• [SOURCE PASSAGE]:
Town and municipal council in Nainital district, Uttarakhand, India

Bhowali (/hi/; Devanagari: भवाली, Kumaoni: /hi/) is a municipal town and major commercial road junction situated in the Nainital district of the northern Indian state of Uttarakhand. Administratively, the town is governed under the Nainital tehsil. Positioned in the Outer Lesser Himalayas at an average altitude of 1,706 metres (5,597 feet) above mean sea level, the town is located 11 kilometres east of Nainital, 11 kilometres northwest of Bhimtal, and 35 kilometres north of the railway terminus at Kathgodam.

Historically developed as a health resort and mountain sanatorium station, Bhowali is the site of the King Edward VII Sanatorium, established in 1912 across 18 hectares of pine forest for the specialized open-air treatment of tuberculosis. The town serves as the primary horticultural wholesale marketplace (fruit mandi) for the central Kumaon division, handling regional commerce in apples, peaches, plums, apricots, and strawberries. In addition, Bhowali accommodates the Uttarakhand Judicial and Legal Academy (UJALA), the state judicial training institute founded in 2004.

• [COMPLETE THE FOLLOWING]:
a) In the Bhowali passage, in what year was the King Edward VII Sanatorium established?
b) Please rewrite everything in the Bhowali passage from "Historically developed as" down to "founded in 2004.", changing "pine forest" to "oak forest".

• [INFORMATION PROVIDED]:
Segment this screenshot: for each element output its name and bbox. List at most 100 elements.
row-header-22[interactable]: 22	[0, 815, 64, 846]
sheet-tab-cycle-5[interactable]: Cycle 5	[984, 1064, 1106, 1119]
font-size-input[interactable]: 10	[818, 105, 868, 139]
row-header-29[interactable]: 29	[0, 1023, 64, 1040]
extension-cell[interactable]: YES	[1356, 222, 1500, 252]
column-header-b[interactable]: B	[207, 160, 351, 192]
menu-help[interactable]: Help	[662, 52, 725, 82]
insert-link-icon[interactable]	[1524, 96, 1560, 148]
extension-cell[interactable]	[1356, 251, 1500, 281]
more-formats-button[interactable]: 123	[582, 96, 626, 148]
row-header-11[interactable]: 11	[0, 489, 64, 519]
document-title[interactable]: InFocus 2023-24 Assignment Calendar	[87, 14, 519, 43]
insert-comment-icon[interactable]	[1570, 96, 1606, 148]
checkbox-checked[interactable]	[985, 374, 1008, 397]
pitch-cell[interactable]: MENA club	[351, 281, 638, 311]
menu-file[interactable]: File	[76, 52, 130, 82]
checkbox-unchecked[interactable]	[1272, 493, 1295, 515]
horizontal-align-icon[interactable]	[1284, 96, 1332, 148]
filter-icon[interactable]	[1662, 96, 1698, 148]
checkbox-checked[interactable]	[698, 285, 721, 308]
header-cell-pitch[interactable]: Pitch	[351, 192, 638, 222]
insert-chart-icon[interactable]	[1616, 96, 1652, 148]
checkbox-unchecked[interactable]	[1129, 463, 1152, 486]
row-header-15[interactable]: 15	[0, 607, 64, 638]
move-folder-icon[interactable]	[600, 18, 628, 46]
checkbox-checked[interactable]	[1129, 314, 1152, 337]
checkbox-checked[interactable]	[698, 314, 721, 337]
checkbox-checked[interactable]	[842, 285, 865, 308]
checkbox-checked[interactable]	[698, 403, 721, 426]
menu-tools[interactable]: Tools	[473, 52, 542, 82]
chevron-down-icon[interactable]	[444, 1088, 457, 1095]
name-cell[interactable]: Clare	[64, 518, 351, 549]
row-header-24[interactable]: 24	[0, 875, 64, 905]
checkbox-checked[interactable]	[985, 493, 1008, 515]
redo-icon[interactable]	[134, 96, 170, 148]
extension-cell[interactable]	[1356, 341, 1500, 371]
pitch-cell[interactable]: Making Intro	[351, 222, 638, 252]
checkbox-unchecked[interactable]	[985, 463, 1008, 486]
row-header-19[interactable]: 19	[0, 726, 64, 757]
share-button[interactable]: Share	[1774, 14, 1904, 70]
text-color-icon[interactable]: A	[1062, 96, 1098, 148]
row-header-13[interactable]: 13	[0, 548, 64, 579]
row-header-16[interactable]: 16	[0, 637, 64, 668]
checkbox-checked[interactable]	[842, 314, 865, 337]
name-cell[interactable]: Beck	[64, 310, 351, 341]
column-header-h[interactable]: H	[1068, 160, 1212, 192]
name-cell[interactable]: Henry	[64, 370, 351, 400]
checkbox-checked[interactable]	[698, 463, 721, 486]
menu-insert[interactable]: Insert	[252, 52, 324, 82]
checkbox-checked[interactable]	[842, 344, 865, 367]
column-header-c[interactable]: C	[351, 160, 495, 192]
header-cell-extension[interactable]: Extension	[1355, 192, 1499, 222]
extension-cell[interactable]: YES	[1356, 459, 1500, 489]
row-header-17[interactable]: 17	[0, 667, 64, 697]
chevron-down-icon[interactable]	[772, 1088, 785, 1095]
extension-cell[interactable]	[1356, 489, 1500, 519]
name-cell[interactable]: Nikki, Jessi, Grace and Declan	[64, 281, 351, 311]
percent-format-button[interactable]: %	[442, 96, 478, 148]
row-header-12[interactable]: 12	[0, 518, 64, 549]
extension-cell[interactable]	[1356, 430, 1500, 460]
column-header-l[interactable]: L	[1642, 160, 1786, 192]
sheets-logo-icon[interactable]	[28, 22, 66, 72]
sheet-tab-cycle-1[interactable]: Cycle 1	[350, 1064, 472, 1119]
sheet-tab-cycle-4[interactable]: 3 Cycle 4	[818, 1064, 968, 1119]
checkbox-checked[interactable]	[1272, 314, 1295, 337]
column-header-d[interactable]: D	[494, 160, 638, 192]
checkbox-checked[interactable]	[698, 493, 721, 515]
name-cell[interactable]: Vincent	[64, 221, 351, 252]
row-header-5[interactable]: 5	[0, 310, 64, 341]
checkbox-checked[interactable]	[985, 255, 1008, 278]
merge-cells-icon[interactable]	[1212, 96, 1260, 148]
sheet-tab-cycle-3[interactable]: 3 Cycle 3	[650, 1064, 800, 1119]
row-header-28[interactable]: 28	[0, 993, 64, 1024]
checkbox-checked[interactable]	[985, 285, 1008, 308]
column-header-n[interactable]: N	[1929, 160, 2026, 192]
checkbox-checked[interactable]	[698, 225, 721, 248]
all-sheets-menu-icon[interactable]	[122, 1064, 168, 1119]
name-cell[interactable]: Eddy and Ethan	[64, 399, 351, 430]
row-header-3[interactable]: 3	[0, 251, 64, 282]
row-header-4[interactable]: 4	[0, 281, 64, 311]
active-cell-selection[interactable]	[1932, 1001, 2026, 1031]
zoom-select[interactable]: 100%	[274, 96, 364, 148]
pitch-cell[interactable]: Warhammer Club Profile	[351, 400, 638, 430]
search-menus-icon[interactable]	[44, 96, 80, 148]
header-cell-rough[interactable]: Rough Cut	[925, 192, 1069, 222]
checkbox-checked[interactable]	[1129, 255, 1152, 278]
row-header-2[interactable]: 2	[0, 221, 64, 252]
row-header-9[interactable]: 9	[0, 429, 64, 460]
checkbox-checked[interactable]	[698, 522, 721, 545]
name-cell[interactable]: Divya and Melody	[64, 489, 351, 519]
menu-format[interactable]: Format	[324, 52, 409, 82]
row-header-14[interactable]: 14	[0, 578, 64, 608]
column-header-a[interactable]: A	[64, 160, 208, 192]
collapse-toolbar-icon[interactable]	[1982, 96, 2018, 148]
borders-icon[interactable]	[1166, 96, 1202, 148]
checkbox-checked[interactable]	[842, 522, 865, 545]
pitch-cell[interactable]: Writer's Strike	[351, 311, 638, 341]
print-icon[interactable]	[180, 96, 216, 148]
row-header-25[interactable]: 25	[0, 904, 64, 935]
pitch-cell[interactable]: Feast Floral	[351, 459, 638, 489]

• [PER-TASK ANSWERS]:
a) 1912

b)
Historically developed as a health resort and mountain sanatorium station, Bhowali is the site of the King Edward VII Sanatorium, established in 1912 across 18 hectares of oak forest for the specialized open-air treatment of tuberculosis. The town serves as the primary horticultural wholesale marketplace (fruit mandi) for the central Kumaon division, handling regional commerce in apples, peaches, plums, apricots, and strawberries. In addition, Bhowali accommodates the Uttarakhand Judicial and Legal Academy (UJALA), the state judicial training institute founded in 2004.